## DATA IN THIS EXERCISE
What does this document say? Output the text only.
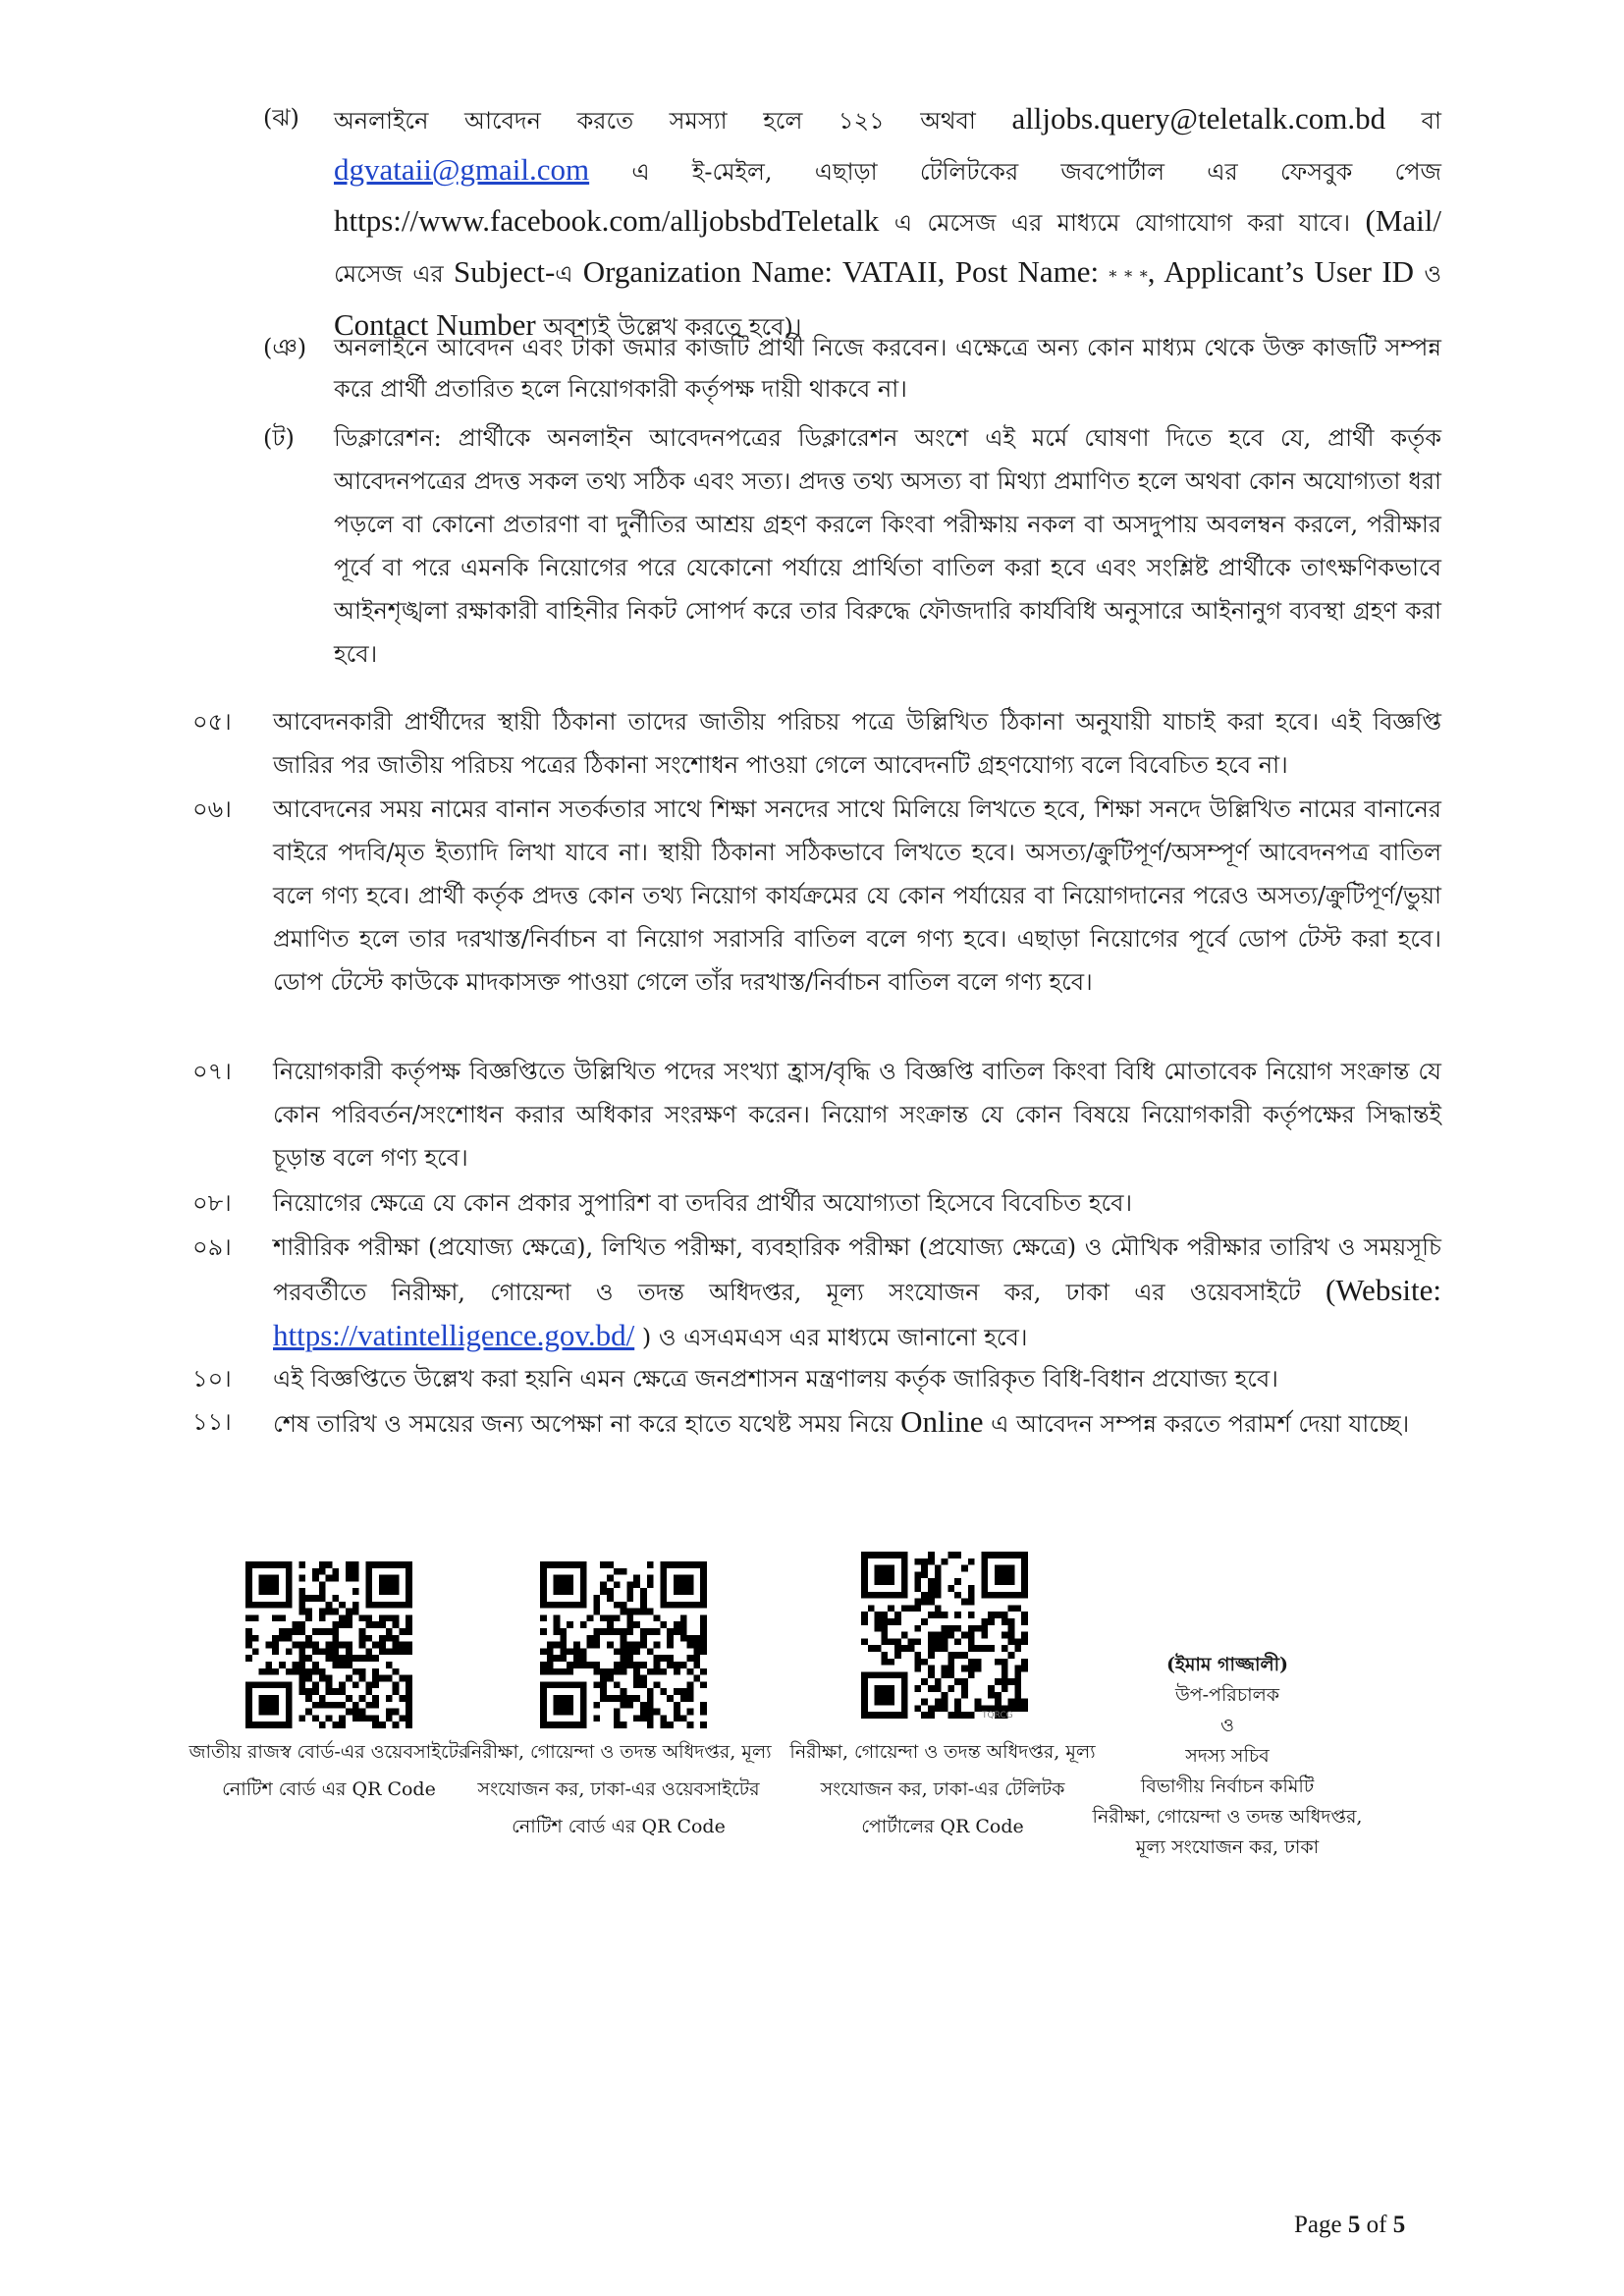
(ঝ)	অনলাইনে আবেদন করতে সমস্যা হলে ১২১ অথবা alljobs.query@teletalk.com.bd বা dgvataii@gmail.com এ ই-মেইল, এছাড়া টেলিটকের জবপোর্টাল এর ফেসবুক পেজ https://www.facebook.com/alljobsbdTeletalk এ মেসেজ এর মাধ্যমে যোগাযোগ করা যাবে। (Mail/মেসেজ এর Subject-এ Organization Name: VATAII, Post Name: * * *, Applicant’s User ID ও Contact Number অবশ্যই উল্লেখ করতে হবে)।
(ঞ)	অনলাইনে আবেদন এবং টাকা জমার কাজটি প্রার্থী নিজে করবেন। এক্ষেত্রে অন্য কোন মাধ্যম থেকে উক্ত কাজটি সম্পন্ন করে প্রার্থী প্রতারিত হলে নিয়োগকারী কর্তৃপক্ষ দায়ী থাকবে না।
(ট)	ডিক্লারেশন: প্রার্থীকে অনলাইন আবেদনপত্রের ডিক্লারেশন অংশে এই মর্মে ঘোষণা দিতে হবে যে, প্রার্থী কর্তৃক আবেদনপত্রের প্রদত্ত সকল তথ্য সঠিক এবং সত্য। প্রদত্ত তথ্য অসত্য বা মিথ্যা প্রমাণিত হলে অথবা কোন অযোগ্যতা ধরা পড়লে বা কোনো প্রতারণা বা দুর্নীতির আশ্রয় গ্রহণ করলে কিংবা পরীক্ষায় নকল বা অসদুপায় অবলম্বন করলে, পরীক্ষার পূর্বে বা পরে এমনকি নিয়োগের পরে যেকোনো পর্যায়ে প্রার্থিতা বাতিল করা হবে এবং সংশ্লিষ্ট প্রার্থীকে তাৎক্ষণিকভাবে আইনশৃঙ্খলা রক্ষাকারী বাহিনীর নিকট সোপর্দ করে তার বিরুদ্ধে ফৌজদারি কার্যবিধি অনুসারে আইনানুগ ব্যবস্থা গ্রহণ করা হবে।
০৫।	আবেদনকারী প্রার্থীদের স্থায়ী ঠিকানা তাদের জাতীয় পরিচয় পত্রে উল্লিখিত ঠিকানা অনুযায়ী যাচাই করা হবে। এই বিজ্ঞপ্তি জারির পর জাতীয় পরিচয় পত্রের ঠিকানা সংশোধন পাওয়া গেলে আবেদনটি গ্রহণযোগ্য বলে বিবেচিত হবে না।
০৬।	আবেদনের সময় নামের বানান সতর্কতার সাথে শিক্ষা সনদের সাথে মিলিয়ে লিখতে হবে, শিক্ষা সনদে উল্লিখিত নামের বানানের বাইরে পদবি/মৃত ইত্যাদি লিখা যাবে না। স্থায়ী ঠিকানা সঠিকভাবে লিখতে হবে। অসত্য/ক্রুটিপূর্ণ/অসম্পূর্ণ আবেদনপত্র বাতিল বলে গণ্য হবে। প্রার্থী কর্তৃক প্রদত্ত কোন তথ্য নিয়োগ কার্যক্রমের যে কোন পর্যায়ের বা নিয়োগদানের পরেও অসত্য/ক্রুটিপূর্ণ/ভুয়া প্রমাণিত হলে তার দরখাস্ত/নির্বাচন বা নিয়োগ সরাসরি বাতিল বলে গণ্য হবে। এছাড়া নিয়োগের পূর্বে ডোপ টেস্ট করা হবে। ডোপ টেস্টে কাউকে মাদকাসক্ত পাওয়া গেলে তাঁর দরখাস্ত/নির্বাচন বাতিল বলে গণ্য হবে।
০৭।	নিয়োগকারী কর্তৃপক্ষ বিজ্ঞপ্তিতে উল্লিখিত পদের সংখ্যা হ্রাস/বৃদ্ধি ও বিজ্ঞপ্তি বাতিল কিংবা বিধি মোতাবেক নিয়োগ সংক্রান্ত যে কোন পরিবর্তন/সংশোধন করার অধিকার সংরক্ষণ করেন। নিয়োগ সংক্রান্ত যে কোন বিষয়ে নিয়োগকারী কর্তৃপক্ষের সিদ্ধান্তই চূড়ান্ত বলে গণ্য হবে।
০৮।	নিয়োগের ক্ষেত্রে যে কোন প্রকার সুপারিশ বা তদবির প্রার্থীর অযোগ্যতা হিসেবে বিবেচিত হবে।
০৯।	শারীরিক পরীক্ষা (প্রযোজ্য ক্ষেত্রে), লিখিত পরীক্ষা, ব্যবহারিক পরীক্ষা (প্রযোজ্য ক্ষেত্রে) ও মৌখিক পরীক্ষার তারিখ ও সময়সূচি পরবর্তীতে নিরীক্ষা, গোয়েন্দা ও তদন্ত অধিদপ্তর, মূল্য সংযোজন কর, ঢাকা এর ওয়েবসাইটে (Website: https://vatintelligence.gov.bd/ ) ও এসএমএস এর মাধ্যমে জানানো হবে।
১০।	এই বিজ্ঞপ্তিতে উল্লেখ করা হয়নি এমন ক্ষেত্রে জনপ্রশাসন মন্ত্রণালয় কর্তৃক জারিকৃত বিধি-বিধান প্রযোজ্য হবে।
১১।	শেষ তারিখ ও সময়ের জন্য অপেক্ষা না করে হাতে যথেষ্ট সময় নিয়ে Online এ আবেদন সম্পন্ন করতে পরামর্শ দেয়া যাচ্ছে।
TQRCG
জাতীয় রাজস্ব বোর্ড-এর ওয়েবসাইটের নোটিশ বোর্ড এর QR Code
নিরীক্ষা, গোয়েন্দা ও তদন্ত অধিদপ্তর, মূল্য সংযোজন কর, ঢাকা-এর ওয়েবসাইটের নোটিশ বোর্ড এর QR Code
নিরীক্ষা, গোয়েন্দা ও তদন্ত অধিদপ্তর, মূল্য সংযোজন কর, ঢাকা-এর টেলিটক পোর্টালের QR Code
(ইমাম গাজ্জালী)
উপ-পরিচালক
ও
সদস্য সচিব
বিভাগীয় নির্বাচন কমিটি
নিরীক্ষা, গোয়েন্দা ও তদন্ত অধিদপ্তর,
মূল্য সংযোজন কর, ঢাকা
Page 5 of 5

## SET EXERCISE
Restate every record exactly, please; do not copy the pictures.

## FULL ANSWER
What does this document say? Output the text only.
(ঝ)	অনলাইনে আবেদন করতে সমস্যা হলে ১২১ অথবা alljobs.query@teletalk.com.bd বা dgvataii@gmail.com এ ই-মেইল, এছাড়া টেলিটকের জবপোর্টাল এর ফেসবুক পেজ https://www.facebook.com/alljobsbdTeletalk এ মেসেজ এর মাধ্যমে যোগাযোগ করা যাবে। (Mail/মেসেজ এর Subject-এ Organization Name: VATAII, Post Name: * * *, Applicant’s User ID ও Contact Number অবশ্যই উল্লেখ করতে হবে)।
(ঞ)	অনলাইনে আবেদন এবং টাকা জমার কাজটি প্রার্থী নিজে করবেন। এক্ষেত্রে অন্য কোন মাধ্যম থেকে উক্ত কাজটি সম্পন্ন করে প্রার্থী প্রতারিত হলে নিয়োগকারী কর্তৃপক্ষ দায়ী থাকবে না।
(ট)	ডিক্লারেশন: প্রার্থীকে অনলাইন আবেদনপত্রের ডিক্লারেশন অংশে এই মর্মে ঘোষণা দিতে হবে যে, প্রার্থী কর্তৃক আবেদনপত্রের প্রদত্ত সকল তথ্য সঠিক এবং সত্য। প্রদত্ত তথ্য অসত্য বা মিথ্যা প্রমাণিত হলে অথবা কোন অযোগ্যতা ধরা পড়লে বা কোনো প্রতারণা বা দুর্নীতির আশ্রয় গ্রহণ করলে কিংবা পরীক্ষায় নকল বা অসদুপায় অবলম্বন করলে, পরীক্ষার পূর্বে বা পরে এমনকি নিয়োগের পরে যেকোনো পর্যায়ে প্রার্থিতা বাতিল করা হবে এবং সংশ্লিষ্ট প্রার্থীকে তাৎক্ষণিকভাবে আইনশৃঙ্খলা রক্ষাকারী বাহিনীর নিকট সোপর্দ করে তার বিরুদ্ধে ফৌজদারি কার্যবিধি অনুসারে আইনানুগ ব্যবস্থা গ্রহণ করা হবে।
০৫।	আবেদনকারী প্রার্থীদের স্থায়ী ঠিকানা তাদের জাতীয় পরিচয় পত্রে উল্লিখিত ঠিকানা অনুযায়ী যাচাই করা হবে। এই বিজ্ঞপ্তি জারির পর জাতীয় পরিচয় পত্রের ঠিকানা সংশোধন পাওয়া গেলে আবেদনটি গ্রহণযোগ্য বলে বিবেচিত হবে না।
০৬।	আবেদনের সময় নামের বানান সতর্কতার সাথে শিক্ষা সনদের সাথে মিলিয়ে লিখতে হবে, শিক্ষা সনদে উল্লিখিত নামের বানানের বাইরে পদবি/মৃত ইত্যাদি লিখা যাবে না। স্থায়ী ঠিকানা সঠিকভাবে লিখতে হবে। অসত্য/ক্রুটিপূর্ণ/অসম্পূর্ণ আবেদনপত্র বাতিল বলে গণ্য হবে। প্রার্থী কর্তৃক প্রদত্ত কোন তথ্য নিয়োগ কার্যক্রমের যে কোন পর্যায়ের বা নিয়োগদানের পরেও অসত্য/ক্রুটিপূর্ণ/ভুয়া প্রমাণিত হলে তার দরখাস্ত/নির্বাচন বা নিয়োগ সরাসরি বাতিল বলে গণ্য হবে। এছাড়া নিয়োগের পূর্বে ডোপ টেস্ট করা হবে। ডোপ টেস্টে কাউকে মাদকাসক্ত পাওয়া গেলে তাঁর দরখাস্ত/নির্বাচন বাতিল বলে গণ্য হবে।
০৭।	নিয়োগকারী কর্তৃপক্ষ বিজ্ঞপ্তিতে উল্লিখিত পদের সংখ্যা হ্রাস/বৃদ্ধি ও বিজ্ঞপ্তি বাতিল কিংবা বিধি মোতাবেক নিয়োগ সংক্রান্ত যে কোন পরিবর্তন/সংশোধন করার অধিকার সংরক্ষণ করেন। নিয়োগ সংক্রান্ত যে কোন বিষয়ে নিয়োগকারী কর্তৃপক্ষের সিদ্ধান্তই চূড়ান্ত বলে গণ্য হবে।
০৮।	নিয়োগের ক্ষেত্রে যে কোন প্রকার সুপারিশ বা তদবির প্রার্থীর অযোগ্যতা হিসেবে বিবেচিত হবে।
০৯।	শারীরিক পরীক্ষা (প্রযোজ্য ক্ষেত্রে), লিখিত পরীক্ষা, ব্যবহারিক পরীক্ষা (প্রযোজ্য ক্ষেত্রে) ও মৌখিক পরীক্ষার তারিখ ও সময়সূচি পরবর্তীতে নিরীক্ষা, গোয়েন্দা ও তদন্ত অধিদপ্তর, মূল্য সংযোজন কর, ঢাকা এর ওয়েবসাইটে (Website: https://vatintelligence.gov.bd/ ) ও এসএমএস এর মাধ্যমে জানানো হবে।
১০।	এই বিজ্ঞপ্তিতে উল্লেখ করা হয়নি এমন ক্ষেত্রে জনপ্রশাসন মন্ত্রণালয় কর্তৃক জারিকৃত বিধি-বিধান প্রযোজ্য হবে।
১১।	শেষ তারিখ ও সময়ের জন্য অপেক্ষা না করে হাতে যথেষ্ট সময় নিয়ে Online এ আবেদন সম্পন্ন করতে পরামর্শ দেয়া যাচ্ছে।
TQRCG
জাতীয় রাজস্ব বোর্ড-এর ওয়েবসাইটের নোটিশ বোর্ড এর QR Code
নিরীক্ষা, গোয়েন্দা ও তদন্ত অধিদপ্তর, মূল্য সংযোজন কর, ঢাকা-এর ওয়েবসাইটের নোটিশ বোর্ড এর QR Code
নিরীক্ষা, গোয়েন্দা ও তদন্ত অধিদপ্তর, মূল্য সংযোজন কর, ঢাকা-এর টেলিটক পোর্টালের QR Code
(ইমাম গাজ্জালী)
উপ-পরিচালক
ও
সদস্য সচিব
বিভাগীয় নির্বাচন কমিটি
নিরীক্ষা, গোয়েন্দা ও তদন্ত অধিদপ্তর,
মূল্য সংযোজন কর, ঢাকা
Page 5 of 5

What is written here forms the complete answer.